• _Your instructions_
Copy all lines that contain the word "information".
····················
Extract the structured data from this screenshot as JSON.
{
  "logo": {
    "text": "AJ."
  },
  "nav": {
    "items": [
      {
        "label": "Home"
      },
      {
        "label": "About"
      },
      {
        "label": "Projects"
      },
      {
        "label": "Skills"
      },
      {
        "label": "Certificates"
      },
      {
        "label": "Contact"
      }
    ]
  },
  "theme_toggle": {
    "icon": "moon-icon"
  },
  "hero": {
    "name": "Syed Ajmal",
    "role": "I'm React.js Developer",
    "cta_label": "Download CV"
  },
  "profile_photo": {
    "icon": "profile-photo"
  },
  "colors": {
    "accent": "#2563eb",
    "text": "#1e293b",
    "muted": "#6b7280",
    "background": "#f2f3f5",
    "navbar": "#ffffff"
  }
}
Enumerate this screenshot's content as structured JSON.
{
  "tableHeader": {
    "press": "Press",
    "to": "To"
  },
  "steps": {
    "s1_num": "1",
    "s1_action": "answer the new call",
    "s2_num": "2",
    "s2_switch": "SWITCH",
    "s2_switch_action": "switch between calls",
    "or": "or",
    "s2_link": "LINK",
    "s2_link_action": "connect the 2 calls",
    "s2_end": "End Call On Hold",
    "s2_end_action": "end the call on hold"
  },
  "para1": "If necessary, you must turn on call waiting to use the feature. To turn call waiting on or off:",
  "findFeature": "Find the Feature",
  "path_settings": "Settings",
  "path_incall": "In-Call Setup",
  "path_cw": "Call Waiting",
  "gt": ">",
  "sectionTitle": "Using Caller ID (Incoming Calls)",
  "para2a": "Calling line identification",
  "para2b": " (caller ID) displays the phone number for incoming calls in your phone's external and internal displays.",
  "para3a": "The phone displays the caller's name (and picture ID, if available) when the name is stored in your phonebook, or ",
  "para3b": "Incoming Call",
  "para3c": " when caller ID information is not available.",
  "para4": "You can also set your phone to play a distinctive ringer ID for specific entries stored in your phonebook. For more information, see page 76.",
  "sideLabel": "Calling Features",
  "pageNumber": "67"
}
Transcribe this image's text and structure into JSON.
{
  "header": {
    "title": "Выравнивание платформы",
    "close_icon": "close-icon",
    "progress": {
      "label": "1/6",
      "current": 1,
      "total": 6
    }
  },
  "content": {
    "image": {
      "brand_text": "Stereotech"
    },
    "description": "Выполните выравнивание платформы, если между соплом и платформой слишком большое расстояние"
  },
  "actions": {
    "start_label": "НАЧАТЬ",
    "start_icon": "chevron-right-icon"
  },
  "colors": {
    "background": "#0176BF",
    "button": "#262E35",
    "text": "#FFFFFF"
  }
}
····················
• _Output for this exercise_
  "para3c": " when caller ID information is not available.",
  "para4": "You can also set your phone to play a distinctive ringer ID for specific entries stored in your phonebook. For more information, see page 76.",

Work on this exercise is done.